START Input for this task
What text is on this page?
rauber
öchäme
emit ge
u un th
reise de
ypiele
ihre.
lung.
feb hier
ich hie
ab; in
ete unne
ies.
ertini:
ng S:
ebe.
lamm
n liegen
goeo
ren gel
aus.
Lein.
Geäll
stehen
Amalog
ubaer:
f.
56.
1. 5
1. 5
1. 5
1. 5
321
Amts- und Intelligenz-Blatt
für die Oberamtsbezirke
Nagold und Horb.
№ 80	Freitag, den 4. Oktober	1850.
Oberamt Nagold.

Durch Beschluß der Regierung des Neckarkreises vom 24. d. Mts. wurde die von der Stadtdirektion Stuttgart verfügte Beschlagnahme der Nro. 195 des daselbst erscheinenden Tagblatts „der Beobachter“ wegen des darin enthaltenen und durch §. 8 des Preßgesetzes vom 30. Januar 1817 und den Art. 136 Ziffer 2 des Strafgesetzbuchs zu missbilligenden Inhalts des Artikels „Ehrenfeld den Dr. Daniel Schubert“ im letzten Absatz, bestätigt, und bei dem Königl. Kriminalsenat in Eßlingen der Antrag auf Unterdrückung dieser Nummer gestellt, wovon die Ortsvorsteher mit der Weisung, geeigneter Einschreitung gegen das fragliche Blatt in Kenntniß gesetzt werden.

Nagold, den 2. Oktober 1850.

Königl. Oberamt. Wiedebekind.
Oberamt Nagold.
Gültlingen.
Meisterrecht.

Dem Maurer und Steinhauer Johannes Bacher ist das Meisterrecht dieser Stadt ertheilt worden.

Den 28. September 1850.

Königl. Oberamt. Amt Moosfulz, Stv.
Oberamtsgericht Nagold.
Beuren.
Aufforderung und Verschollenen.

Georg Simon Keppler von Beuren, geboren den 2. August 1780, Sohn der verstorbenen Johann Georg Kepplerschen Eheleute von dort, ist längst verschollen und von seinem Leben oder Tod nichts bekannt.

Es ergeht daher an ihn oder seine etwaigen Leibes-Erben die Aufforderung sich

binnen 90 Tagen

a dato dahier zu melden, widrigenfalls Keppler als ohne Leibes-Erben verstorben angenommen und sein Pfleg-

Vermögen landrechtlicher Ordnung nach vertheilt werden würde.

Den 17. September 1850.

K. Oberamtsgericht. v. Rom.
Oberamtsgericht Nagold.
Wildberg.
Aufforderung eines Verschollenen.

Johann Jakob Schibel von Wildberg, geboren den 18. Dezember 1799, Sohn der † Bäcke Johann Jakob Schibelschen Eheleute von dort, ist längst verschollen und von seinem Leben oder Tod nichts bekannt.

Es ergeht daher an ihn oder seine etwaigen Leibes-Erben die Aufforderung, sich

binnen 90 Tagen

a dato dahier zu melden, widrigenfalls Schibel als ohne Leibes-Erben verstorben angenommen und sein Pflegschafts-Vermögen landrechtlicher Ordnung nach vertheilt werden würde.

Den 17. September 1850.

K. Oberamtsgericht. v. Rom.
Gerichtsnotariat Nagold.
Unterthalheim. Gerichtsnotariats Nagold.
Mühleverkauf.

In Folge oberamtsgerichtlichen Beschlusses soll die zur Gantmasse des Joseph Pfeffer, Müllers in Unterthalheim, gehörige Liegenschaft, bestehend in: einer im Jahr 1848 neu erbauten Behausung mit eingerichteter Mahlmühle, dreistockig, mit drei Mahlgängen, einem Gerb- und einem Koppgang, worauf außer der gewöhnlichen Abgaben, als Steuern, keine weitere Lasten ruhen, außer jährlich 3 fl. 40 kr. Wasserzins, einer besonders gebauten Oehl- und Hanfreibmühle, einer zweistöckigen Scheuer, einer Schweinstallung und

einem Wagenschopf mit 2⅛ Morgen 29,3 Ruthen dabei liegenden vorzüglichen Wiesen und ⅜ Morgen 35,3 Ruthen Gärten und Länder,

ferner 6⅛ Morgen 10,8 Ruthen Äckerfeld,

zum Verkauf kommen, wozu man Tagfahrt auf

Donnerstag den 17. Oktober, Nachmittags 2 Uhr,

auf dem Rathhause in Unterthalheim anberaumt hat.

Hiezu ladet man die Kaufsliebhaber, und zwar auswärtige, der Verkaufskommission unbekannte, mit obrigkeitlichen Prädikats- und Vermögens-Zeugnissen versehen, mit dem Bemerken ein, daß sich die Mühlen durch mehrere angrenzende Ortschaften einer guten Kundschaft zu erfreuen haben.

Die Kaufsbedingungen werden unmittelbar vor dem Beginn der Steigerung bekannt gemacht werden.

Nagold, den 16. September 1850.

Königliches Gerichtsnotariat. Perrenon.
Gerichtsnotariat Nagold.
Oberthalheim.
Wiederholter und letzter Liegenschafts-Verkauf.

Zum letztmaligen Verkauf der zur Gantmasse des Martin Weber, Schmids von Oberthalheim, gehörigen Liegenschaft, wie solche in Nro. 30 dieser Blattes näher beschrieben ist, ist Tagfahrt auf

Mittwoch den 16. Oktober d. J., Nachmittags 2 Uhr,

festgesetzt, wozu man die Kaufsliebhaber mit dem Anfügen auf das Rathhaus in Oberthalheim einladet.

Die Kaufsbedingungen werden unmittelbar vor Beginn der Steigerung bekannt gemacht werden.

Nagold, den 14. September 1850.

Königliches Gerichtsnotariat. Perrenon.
END Input for this task
● **What is needed**:
Could you print all of the entries again exactly as they stand?

● **Exercise answer**:
What text is on this page?
rauber
öchäme
emit ge
u un th
reise de
ypiele
ihre.
lung.
feb hier
ich hie
ab; in
ete unne
ies.
ertini:
ng S:
ebe.
lamm
n liegen
goeo
ren gel
aus.
Lein.
Geäll
stehen
Amalog
ubaer:
f.
56.
1. 5
1. 5
1. 5
1. 5
321
Amts- und Intelligenz-Blatt
für die Oberamtsbezirke
Nagold und Horb.
№ 80	Freitag, den 4. Oktober	1850.
Oberamt Nagold.

Durch Beschluß der Regierung des Neckarkreises vom 24. d. Mts. wurde die von der Stadtdirektion Stuttgart verfügte Beschlagnahme der Nro. 195 des daselbst erscheinenden Tagblatts „der Beobachter“ wegen des darin enthaltenen und durch §. 8 des Preßgesetzes vom 30. Januar 1817 und den Art. 136 Ziffer 2 des Strafgesetzbuchs zu missbilligenden Inhalts des Artikels „Ehrenfeld den Dr. Daniel Schubert“ im letzten Absatz, bestätigt, und bei dem Königl. Kriminalsenat in Eßlingen der Antrag auf Unterdrückung dieser Nummer gestellt, wovon die Ortsvorsteher mit der Weisung, geeigneter Einschreitung gegen das fragliche Blatt in Kenntniß gesetzt werden.

Nagold, den 2. Oktober 1850.

Königl. Oberamt. Wiedebekind.
Oberamt Nagold.
Gültlingen.
Meisterrecht.

Dem Maurer und Steinhauer Johannes Bacher ist das Meisterrecht dieser Stadt ertheilt worden.

Den 28. September 1850.

Königl. Oberamt. Amt Moosfulz, Stv.
Oberamtsgericht Nagold.
Beuren.
Aufforderung und Verschollenen.

Georg Simon Keppler von Beuren, geboren den 2. August 1780, Sohn der verstorbenen Johann Georg Kepplerschen Eheleute von dort, ist längst verschollen und von seinem Leben oder Tod nichts bekannt.

Es ergeht daher an ihn oder seine etwaigen Leibes-Erben die Aufforderung sich

binnen 90 Tagen

a dato dahier zu melden, widrigenfalls Keppler als ohne Leibes-Erben verstorben angenommen und sein Pfleg-

Vermögen landrechtlicher Ordnung nach vertheilt werden würde.

Den 17. September 1850.

K. Oberamtsgericht. v. Rom.
Oberamtsgericht Nagold.
Wildberg.
Aufforderung eines Verschollenen.

Johann Jakob Schibel von Wildberg, geboren den 18. Dezember 1799, Sohn der † Bäcke Johann Jakob Schibelschen Eheleute von dort, ist längst verschollen und von seinem Leben oder Tod nichts bekannt.

Es ergeht daher an ihn oder seine etwaigen Leibes-Erben die Aufforderung, sich

binnen 90 Tagen

a dato dahier zu melden, widrigenfalls Schibel als ohne Leibes-Erben verstorben angenommen und sein Pflegschafts-Vermögen landrechtlicher Ordnung nach vertheilt werden würde.

Den 17. September 1850.

K. Oberamtsgericht. v. Rom.
Gerichtsnotariat Nagold.
Unterthalheim. Gerichtsnotariats Nagold.
Mühleverkauf.

In Folge oberamtsgerichtlichen Beschlusses soll die zur Gantmasse des Joseph Pfeffer, Müllers in Unterthalheim, gehörige Liegenschaft, bestehend in: einer im Jahr 1848 neu erbauten Behausung mit eingerichteter Mahlmühle, dreistockig, mit drei Mahlgängen, einem Gerb- und einem Koppgang, worauf außer der gewöhnlichen Abgaben, als Steuern, keine weitere Lasten ruhen, außer jährlich 3 fl. 40 kr. Wasserzins, einer besonders gebauten Oehl- und Hanfreibmühle, einer zweistöckigen Scheuer, einer Schweinstallung und

einem Wagenschopf mit 2⅛ Morgen 29,3 Ruthen dabei liegenden vorzüglichen Wiesen und ⅜ Morgen 35,3 Ruthen Gärten und Länder,

ferner 6⅛ Morgen 10,8 Ruthen Äckerfeld,

zum Verkauf kommen, wozu man Tagfahrt auf

Donnerstag den 17. Oktober, Nachmittags 2 Uhr,

auf dem Rathhause in Unterthalheim anberaumt hat.

Hiezu ladet man die Kaufsliebhaber, und zwar auswärtige, der Verkaufskommission unbekannte, mit obrigkeitlichen Prädikats- und Vermögens-Zeugnissen versehen, mit dem Bemerken ein, daß sich die Mühlen durch mehrere angrenzende Ortschaften einer guten Kundschaft zu erfreuen haben.

Die Kaufsbedingungen werden unmittelbar vor dem Beginn der Steigerung bekannt gemacht werden.

Nagold, den 16. September 1850.

Königliches Gerichtsnotariat. Perrenon.
Gerichtsnotariat Nagold.
Oberthalheim.
Wiederholter und letzter Liegenschafts-Verkauf.

Zum letztmaligen Verkauf der zur Gantmasse des Martin Weber, Schmids von Oberthalheim, gehörigen Liegenschaft, wie solche in Nro. 30 dieser Blattes näher beschrieben ist, ist Tagfahrt auf

Mittwoch den 16. Oktober d. J., Nachmittags 2 Uhr,

festgesetzt, wozu man die Kaufsliebhaber mit dem Anfügen auf das Rathhaus in Oberthalheim einladet.

Die Kaufsbedingungen werden unmittelbar vor Beginn der Steigerung bekannt gemacht werden.

Nagold, den 14. September 1850.

Königliches Gerichtsnotariat. Perrenon.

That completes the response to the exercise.